[Stored dataset items]
* START *
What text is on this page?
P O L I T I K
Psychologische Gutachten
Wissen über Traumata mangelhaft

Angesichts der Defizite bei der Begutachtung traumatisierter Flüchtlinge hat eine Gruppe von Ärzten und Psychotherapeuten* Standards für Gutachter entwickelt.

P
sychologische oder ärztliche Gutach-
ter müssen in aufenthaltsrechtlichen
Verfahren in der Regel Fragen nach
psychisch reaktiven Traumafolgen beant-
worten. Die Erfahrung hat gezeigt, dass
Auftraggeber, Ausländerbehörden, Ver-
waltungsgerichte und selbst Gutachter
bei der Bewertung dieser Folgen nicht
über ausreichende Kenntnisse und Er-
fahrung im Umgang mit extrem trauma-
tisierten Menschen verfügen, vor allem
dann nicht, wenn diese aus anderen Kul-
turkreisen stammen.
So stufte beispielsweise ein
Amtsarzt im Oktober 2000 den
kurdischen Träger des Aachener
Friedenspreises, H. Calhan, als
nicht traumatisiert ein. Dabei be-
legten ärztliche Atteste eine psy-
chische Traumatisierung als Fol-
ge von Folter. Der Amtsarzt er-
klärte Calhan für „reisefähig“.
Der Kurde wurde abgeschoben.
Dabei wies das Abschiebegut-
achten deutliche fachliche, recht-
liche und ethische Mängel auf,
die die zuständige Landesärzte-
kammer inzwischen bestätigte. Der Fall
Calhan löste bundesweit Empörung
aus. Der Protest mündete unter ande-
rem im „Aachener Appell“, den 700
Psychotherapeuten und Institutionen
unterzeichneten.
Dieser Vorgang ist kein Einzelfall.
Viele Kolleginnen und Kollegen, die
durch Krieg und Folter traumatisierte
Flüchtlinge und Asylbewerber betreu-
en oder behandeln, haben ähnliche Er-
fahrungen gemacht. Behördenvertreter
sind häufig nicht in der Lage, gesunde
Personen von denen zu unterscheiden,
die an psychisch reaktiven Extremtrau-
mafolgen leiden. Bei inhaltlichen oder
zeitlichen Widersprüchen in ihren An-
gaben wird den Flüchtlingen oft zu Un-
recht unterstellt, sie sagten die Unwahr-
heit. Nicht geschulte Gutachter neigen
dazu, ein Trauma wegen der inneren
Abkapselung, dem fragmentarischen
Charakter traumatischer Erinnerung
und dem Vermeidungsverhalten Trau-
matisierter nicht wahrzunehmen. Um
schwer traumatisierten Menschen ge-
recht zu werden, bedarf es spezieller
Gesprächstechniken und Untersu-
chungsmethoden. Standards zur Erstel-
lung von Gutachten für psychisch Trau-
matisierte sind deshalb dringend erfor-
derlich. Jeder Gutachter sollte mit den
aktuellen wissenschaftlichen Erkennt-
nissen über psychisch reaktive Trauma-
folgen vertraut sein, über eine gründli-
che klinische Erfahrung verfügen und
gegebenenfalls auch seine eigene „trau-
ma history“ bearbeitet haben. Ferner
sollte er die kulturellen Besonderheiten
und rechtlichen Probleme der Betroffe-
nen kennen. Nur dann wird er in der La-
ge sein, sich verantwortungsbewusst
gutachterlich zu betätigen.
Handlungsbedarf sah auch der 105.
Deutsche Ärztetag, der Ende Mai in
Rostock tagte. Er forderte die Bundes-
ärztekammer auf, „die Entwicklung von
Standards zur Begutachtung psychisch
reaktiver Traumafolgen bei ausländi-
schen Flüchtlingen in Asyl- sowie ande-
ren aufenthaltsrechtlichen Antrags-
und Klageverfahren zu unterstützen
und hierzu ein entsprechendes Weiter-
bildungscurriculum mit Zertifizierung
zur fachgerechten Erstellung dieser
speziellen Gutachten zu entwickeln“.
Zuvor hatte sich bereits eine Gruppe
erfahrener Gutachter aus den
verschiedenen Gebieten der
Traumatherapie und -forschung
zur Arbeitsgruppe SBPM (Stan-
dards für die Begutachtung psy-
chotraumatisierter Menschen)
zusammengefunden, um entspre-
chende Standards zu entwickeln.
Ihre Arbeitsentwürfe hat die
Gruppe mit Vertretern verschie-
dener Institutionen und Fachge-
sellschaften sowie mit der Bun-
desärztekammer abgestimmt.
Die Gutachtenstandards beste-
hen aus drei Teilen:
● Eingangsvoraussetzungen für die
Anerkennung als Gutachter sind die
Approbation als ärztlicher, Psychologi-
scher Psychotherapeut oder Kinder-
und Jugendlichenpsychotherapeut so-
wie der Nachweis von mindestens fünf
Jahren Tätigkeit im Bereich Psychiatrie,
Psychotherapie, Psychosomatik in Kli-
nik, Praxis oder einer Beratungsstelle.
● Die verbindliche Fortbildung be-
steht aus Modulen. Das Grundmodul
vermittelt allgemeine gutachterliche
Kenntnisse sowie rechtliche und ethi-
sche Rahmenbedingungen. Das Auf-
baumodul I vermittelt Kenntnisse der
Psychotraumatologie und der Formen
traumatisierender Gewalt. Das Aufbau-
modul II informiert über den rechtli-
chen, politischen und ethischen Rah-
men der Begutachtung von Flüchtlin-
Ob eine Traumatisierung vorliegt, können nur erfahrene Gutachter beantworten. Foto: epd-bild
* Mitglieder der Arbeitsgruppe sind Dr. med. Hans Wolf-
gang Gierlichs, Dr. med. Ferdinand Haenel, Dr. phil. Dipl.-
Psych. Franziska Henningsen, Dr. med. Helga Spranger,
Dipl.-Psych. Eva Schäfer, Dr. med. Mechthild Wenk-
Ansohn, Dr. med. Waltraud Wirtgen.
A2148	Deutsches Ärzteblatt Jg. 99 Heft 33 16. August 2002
* END *
Copy out the full set of records precisely, leaving nothing out.

What text is on this page?
P O L I T I K
Psychologische Gutachten
Wissen über Traumata mangelhaft

Angesichts der Defizite bei der Begutachtung traumatisierter Flüchtlinge hat eine Gruppe von Ärzten und Psychotherapeuten* Standards für Gutachter entwickelt.

P
sychologische oder ärztliche Gutach-
ter müssen in aufenthaltsrechtlichen
Verfahren in der Regel Fragen nach
psychisch reaktiven Traumafolgen beant-
worten. Die Erfahrung hat gezeigt, dass
Auftraggeber, Ausländerbehörden, Ver-
waltungsgerichte und selbst Gutachter
bei der Bewertung dieser Folgen nicht
über ausreichende Kenntnisse und Er-
fahrung im Umgang mit extrem trauma-
tisierten Menschen verfügen, vor allem
dann nicht, wenn diese aus anderen Kul-
turkreisen stammen.
So stufte beispielsweise ein
Amtsarzt im Oktober 2000 den
kurdischen Träger des Aachener
Friedenspreises, H. Calhan, als
nicht traumatisiert ein. Dabei be-
legten ärztliche Atteste eine psy-
chische Traumatisierung als Fol-
ge von Folter. Der Amtsarzt er-
klärte Calhan für „reisefähig“.
Der Kurde wurde abgeschoben.
Dabei wies das Abschiebegut-
achten deutliche fachliche, recht-
liche und ethische Mängel auf,
die die zuständige Landesärzte-
kammer inzwischen bestätigte. Der Fall
Calhan löste bundesweit Empörung
aus. Der Protest mündete unter ande-
rem im „Aachener Appell“, den 700
Psychotherapeuten und Institutionen
unterzeichneten.
Dieser Vorgang ist kein Einzelfall.
Viele Kolleginnen und Kollegen, die
durch Krieg und Folter traumatisierte
Flüchtlinge und Asylbewerber betreu-
en oder behandeln, haben ähnliche Er-
fahrungen gemacht. Behördenvertreter
sind häufig nicht in der Lage, gesunde
Personen von denen zu unterscheiden,
die an psychisch reaktiven Extremtrau-
mafolgen leiden. Bei inhaltlichen oder
zeitlichen Widersprüchen in ihren An-
gaben wird den Flüchtlingen oft zu Un-
recht unterstellt, sie sagten die Unwahr-
heit. Nicht geschulte Gutachter neigen
dazu, ein Trauma wegen der inneren
Abkapselung, dem fragmentarischen
Charakter traumatischer Erinnerung
und dem Vermeidungsverhalten Trau-
matisierter nicht wahrzunehmen. Um
schwer traumatisierten Menschen ge-
recht zu werden, bedarf es spezieller
Gesprächstechniken und Untersu-
chungsmethoden. Standards zur Erstel-
lung von Gutachten für psychisch Trau-
matisierte sind deshalb dringend erfor-
derlich. Jeder Gutachter sollte mit den
aktuellen wissenschaftlichen Erkennt-
nissen über psychisch reaktive Trauma-
folgen vertraut sein, über eine gründli-
che klinische Erfahrung verfügen und
gegebenenfalls auch seine eigene „trau-
ma history“ bearbeitet haben. Ferner
sollte er die kulturellen Besonderheiten
und rechtlichen Probleme der Betroffe-
nen kennen. Nur dann wird er in der La-
ge sein, sich verantwortungsbewusst
gutachterlich zu betätigen.
Handlungsbedarf sah auch der 105.
Deutsche Ärztetag, der Ende Mai in
Rostock tagte. Er forderte die Bundes-
ärztekammer auf, „die Entwicklung von
Standards zur Begutachtung psychisch
reaktiver Traumafolgen bei ausländi-
schen Flüchtlingen in Asyl- sowie ande-
ren aufenthaltsrechtlichen Antrags-
und Klageverfahren zu unterstützen
und hierzu ein entsprechendes Weiter-
bildungscurriculum mit Zertifizierung
zur fachgerechten Erstellung dieser
speziellen Gutachten zu entwickeln“.
Zuvor hatte sich bereits eine Gruppe
erfahrener Gutachter aus den
verschiedenen Gebieten der
Traumatherapie und -forschung
zur Arbeitsgruppe SBPM (Stan-
dards für die Begutachtung psy-
chotraumatisierter Menschen)
zusammengefunden, um entspre-
chende Standards zu entwickeln.
Ihre Arbeitsentwürfe hat die
Gruppe mit Vertretern verschie-
dener Institutionen und Fachge-
sellschaften sowie mit der Bun-
desärztekammer abgestimmt.
Die Gutachtenstandards beste-
hen aus drei Teilen:
● Eingangsvoraussetzungen für die
Anerkennung als Gutachter sind die
Approbation als ärztlicher, Psychologi-
scher Psychotherapeut oder Kinder-
und Jugendlichenpsychotherapeut so-
wie der Nachweis von mindestens fünf
Jahren Tätigkeit im Bereich Psychiatrie,
Psychotherapie, Psychosomatik in Kli-
nik, Praxis oder einer Beratungsstelle.
● Die verbindliche Fortbildung be-
steht aus Modulen. Das Grundmodul
vermittelt allgemeine gutachterliche
Kenntnisse sowie rechtliche und ethi-
sche Rahmenbedingungen. Das Auf-
baumodul I vermittelt Kenntnisse der
Psychotraumatologie und der Formen
traumatisierender Gewalt. Das Aufbau-
modul II informiert über den rechtli-
chen, politischen und ethischen Rah-
men der Begutachtung von Flüchtlin-
Ob eine Traumatisierung vorliegt, können nur erfahrene Gutachter beantworten. Foto: epd-bild
* Mitglieder der Arbeitsgruppe sind Dr. med. Hans Wolf-
gang Gierlichs, Dr. med. Ferdinand Haenel, Dr. phil. Dipl.-
Psych. Franziska Henningsen, Dr. med. Helga Spranger,
Dipl.-Psych. Eva Schäfer, Dr. med. Mechthild Wenk-
Ansohn, Dr. med. Waltraud Wirtgen.
A2148	Deutsches Ärzteblatt Jg. 99 Heft 33 16. August 2002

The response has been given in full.